◆ **BRIEF**
Review the material line by line. Identify and copy every line that contains the string "JSON".

◆ **MATERIAL TO PROCESS**
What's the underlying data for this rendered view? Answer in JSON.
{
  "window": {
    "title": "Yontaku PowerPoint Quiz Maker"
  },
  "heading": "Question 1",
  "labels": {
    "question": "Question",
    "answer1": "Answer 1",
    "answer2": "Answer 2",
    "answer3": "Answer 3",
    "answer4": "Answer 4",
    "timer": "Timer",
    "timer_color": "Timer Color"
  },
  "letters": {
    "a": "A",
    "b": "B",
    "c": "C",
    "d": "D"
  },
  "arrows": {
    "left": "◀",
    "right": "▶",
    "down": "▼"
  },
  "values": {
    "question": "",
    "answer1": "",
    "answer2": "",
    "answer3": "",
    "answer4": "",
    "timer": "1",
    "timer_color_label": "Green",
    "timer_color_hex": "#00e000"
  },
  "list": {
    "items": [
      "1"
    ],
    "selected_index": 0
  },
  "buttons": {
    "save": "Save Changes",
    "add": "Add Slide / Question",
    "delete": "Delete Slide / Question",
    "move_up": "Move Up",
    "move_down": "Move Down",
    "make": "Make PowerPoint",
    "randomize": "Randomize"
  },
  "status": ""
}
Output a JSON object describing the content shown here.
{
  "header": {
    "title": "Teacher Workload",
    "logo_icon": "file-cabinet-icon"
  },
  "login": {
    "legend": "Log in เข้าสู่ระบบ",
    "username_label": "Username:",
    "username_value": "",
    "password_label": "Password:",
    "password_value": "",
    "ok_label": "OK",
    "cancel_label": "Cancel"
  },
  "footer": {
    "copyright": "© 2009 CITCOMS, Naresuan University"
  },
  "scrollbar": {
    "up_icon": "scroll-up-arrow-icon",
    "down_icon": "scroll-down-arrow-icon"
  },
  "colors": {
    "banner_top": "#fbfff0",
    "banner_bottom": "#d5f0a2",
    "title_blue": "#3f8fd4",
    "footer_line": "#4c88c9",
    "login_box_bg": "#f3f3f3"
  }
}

◆ **EXPECTED OUTPUT**
What's the underlying data for this rendered view? Answer in JSON.
Output a JSON object describing the content shown here.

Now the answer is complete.